**Task directions:**
Leave every picture out and write out the records below exactly.

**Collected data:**

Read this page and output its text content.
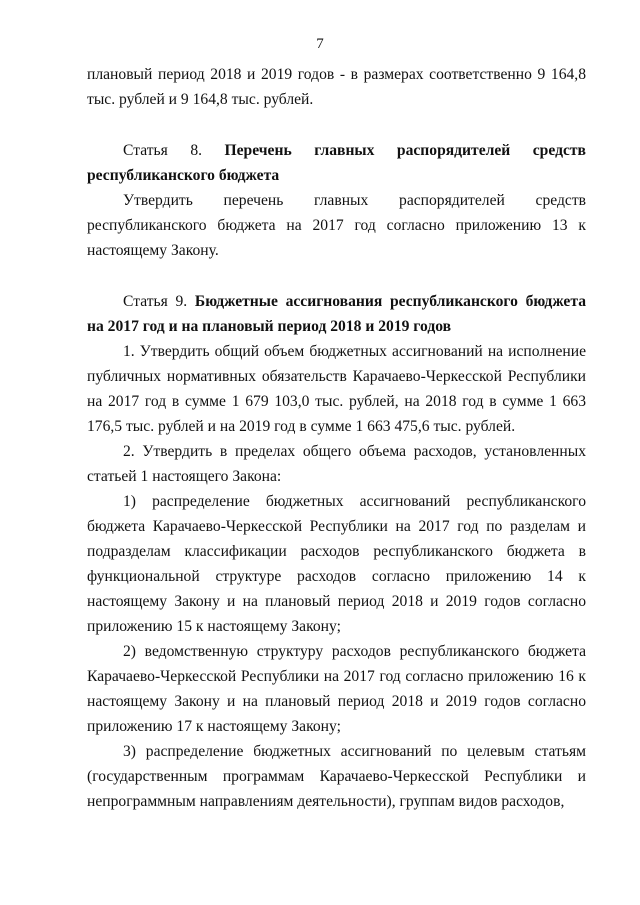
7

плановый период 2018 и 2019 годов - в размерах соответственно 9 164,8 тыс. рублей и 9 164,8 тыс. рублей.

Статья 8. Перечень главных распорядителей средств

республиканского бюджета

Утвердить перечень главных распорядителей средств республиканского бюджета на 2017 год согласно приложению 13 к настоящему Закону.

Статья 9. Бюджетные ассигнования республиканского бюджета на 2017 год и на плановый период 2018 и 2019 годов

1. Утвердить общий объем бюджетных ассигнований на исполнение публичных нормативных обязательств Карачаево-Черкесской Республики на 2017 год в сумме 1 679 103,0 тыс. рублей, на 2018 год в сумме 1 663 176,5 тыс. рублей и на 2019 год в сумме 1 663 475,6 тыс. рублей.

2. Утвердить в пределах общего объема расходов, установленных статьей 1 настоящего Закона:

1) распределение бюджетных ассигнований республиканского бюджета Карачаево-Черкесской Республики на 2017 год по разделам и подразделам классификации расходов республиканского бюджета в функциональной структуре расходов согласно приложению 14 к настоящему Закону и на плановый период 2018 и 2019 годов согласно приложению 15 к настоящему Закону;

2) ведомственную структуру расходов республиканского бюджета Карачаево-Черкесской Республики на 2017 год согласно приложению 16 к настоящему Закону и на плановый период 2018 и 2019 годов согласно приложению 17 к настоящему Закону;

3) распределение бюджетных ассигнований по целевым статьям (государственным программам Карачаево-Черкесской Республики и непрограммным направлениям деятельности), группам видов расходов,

**In response:**
Read this page and output its text content.
7

плановый период 2018 и 2019 годов - в размерах соответственно 9 164,8 тыс. рублей и 9 164,8 тыс. рублей.

Статья 8. Перечень главных распорядителей средств

республиканского бюджета

Утвердить перечень главных распорядителей средств республиканского бюджета на 2017 год согласно приложению 13 к настоящему Закону.

Статья 9. Бюджетные ассигнования республиканского бюджета на 2017 год и на плановый период 2018 и 2019 годов

1. Утвердить общий объем бюджетных ассигнований на исполнение публичных нормативных обязательств Карачаево-Черкесской Республики на 2017 год в сумме 1 679 103,0 тыс. рублей, на 2018 год в сумме 1 663 176,5 тыс. рублей и на 2019 год в сумме 1 663 475,6 тыс. рублей.

2. Утвердить в пределах общего объема расходов, установленных статьей 1 настоящего Закона:

1) распределение бюджетных ассигнований республиканского бюджета Карачаево-Черкесской Республики на 2017 год по разделам и подразделам классификации расходов республиканского бюджета в функциональной структуре расходов согласно приложению 14 к настоящему Закону и на плановый период 2018 и 2019 годов согласно приложению 15 к настоящему Закону;

2) ведомственную структуру расходов республиканского бюджета Карачаево-Черкесской Республики на 2017 год согласно приложению 16 к настоящему Закону и на плановый период 2018 и 2019 годов согласно приложению 17 к настоящему Закону;

3) распределение бюджетных ассигнований по целевым статьям (государственным программам Карачаево-Черкесской Республики и непрограммным направлениям деятельности), группам видов расходов,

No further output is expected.